Dataset items -
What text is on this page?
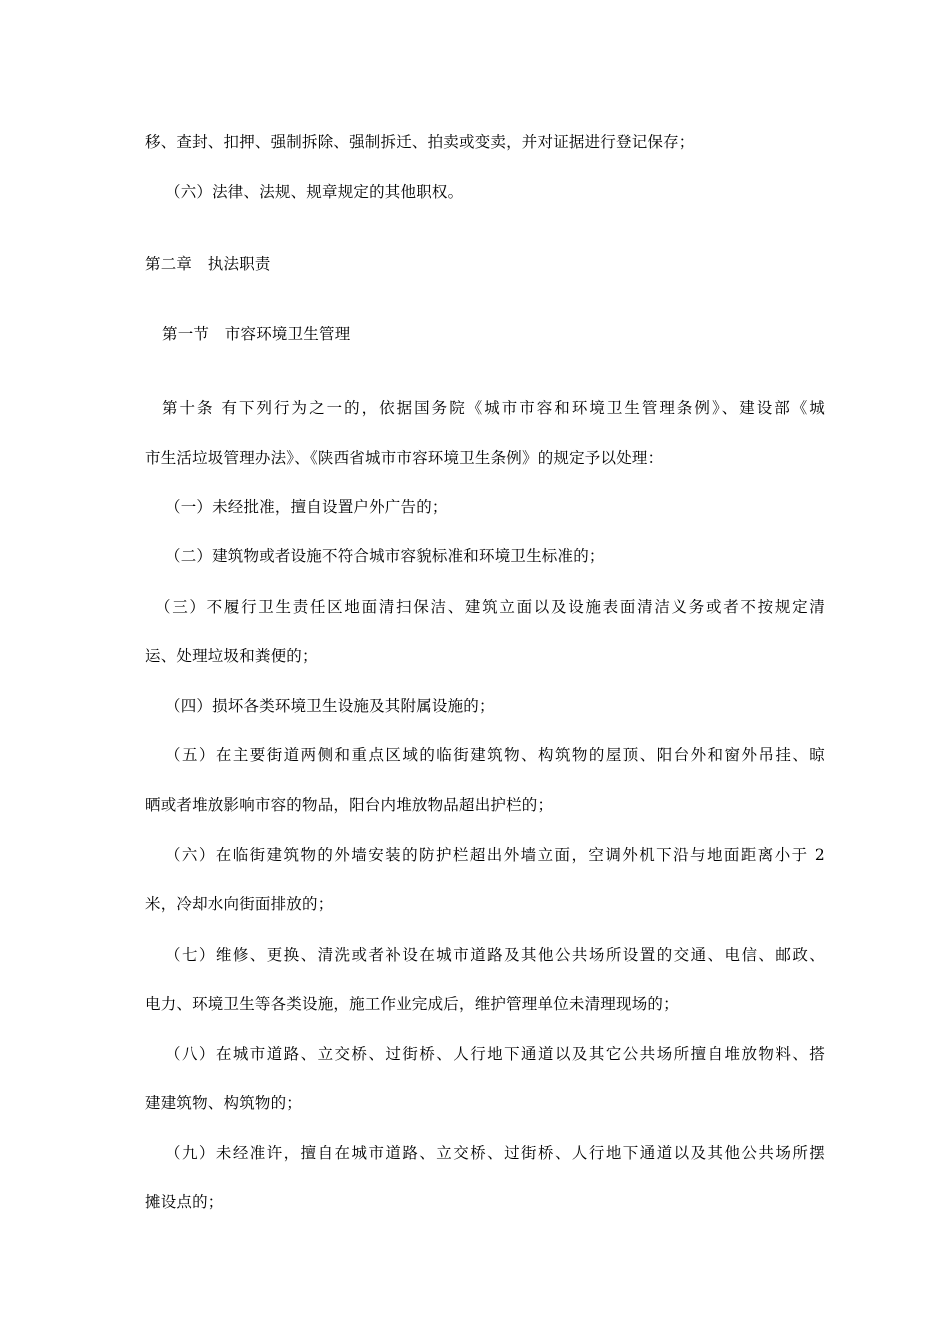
移、查封、扣押、强制拆除、强制拆迁、拍卖或变卖，并对证据进行登记保存；
（六）法律、法规、规章规定的其他职权。
第二章　执法职责
第一节　市容环境卫生管理
第十条 有下列行为之一的，依据国务院《城市市容和环境卫生管理条例》、建设部《城
市生活垃圾管理办法》、《陕西省城市市容环境卫生条例》的规定予以处理：
（一）未经批准，擅自设置户外广告的；
（二）建筑物或者设施不符合城市容貌标准和环境卫生标准的；
（三）不履行卫生责任区地面清扫保洁、建筑立面以及设施表面清洁义务或者不按规定清
运、处理垃圾和粪便的；
（四）损坏各类环境卫生设施及其附属设施的；
（五）在主要街道两侧和重点区域的临街建筑物、构筑物的屋顶、阳台外和窗外吊挂、晾
晒或者堆放影响市容的物品，阳台内堆放物品超出护栏的；
（六）在临街建筑物的外墙安装的防护栏超出外墙立面，空调外机下沿与地面距离小于 2
米，冷却水向街面排放的；
（七）维修、更换、清洗或者补设在城市道路及其他公共场所设置的交通、电信、邮政、
电力、环境卫生等各类设施，施工作业完成后，维护管理单位未清理现场的；
（八）在城市道路、立交桥、过街桥、人行地下通道以及其它公共场所擅自堆放物料、搭
建建筑物、构筑物的；
（九）未经准许，擅自在城市道路、立交桥、过街桥、人行地下通道以及其他公共场所摆
摊设点的；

WHAT YOU NEED TO DO - Copy each line exactly, and leave the pictures out of your copy.

WRITTEN ANSWER -
What text is on this page?
移、查封、扣押、强制拆除、强制拆迁、拍卖或变卖，并对证据进行登记保存；
（六）法律、法规、规章规定的其他职权。
第二章　执法职责
第一节　市容环境卫生管理
第十条 有下列行为之一的，依据国务院《城市市容和环境卫生管理条例》、建设部《城
市生活垃圾管理办法》、《陕西省城市市容环境卫生条例》的规定予以处理：
（一）未经批准，擅自设置户外广告的；
（二）建筑物或者设施不符合城市容貌标准和环境卫生标准的；
（三）不履行卫生责任区地面清扫保洁、建筑立面以及设施表面清洁义务或者不按规定清
运、处理垃圾和粪便的；
（四）损坏各类环境卫生设施及其附属设施的；
（五）在主要街道两侧和重点区域的临街建筑物、构筑物的屋顶、阳台外和窗外吊挂、晾
晒或者堆放影响市容的物品，阳台内堆放物品超出护栏的；
（六）在临街建筑物的外墙安装的防护栏超出外墙立面，空调外机下沿与地面距离小于 2
米，冷却水向街面排放的；
（七）维修、更换、清洗或者补设在城市道路及其他公共场所设置的交通、电信、邮政、
电力、环境卫生等各类设施，施工作业完成后，维护管理单位未清理现场的；
（八）在城市道路、立交桥、过街桥、人行地下通道以及其它公共场所擅自堆放物料、搭
建建筑物、构筑物的；
（九）未经准许，擅自在城市道路、立交桥、过街桥、人行地下通道以及其他公共场所摆
摊设点的；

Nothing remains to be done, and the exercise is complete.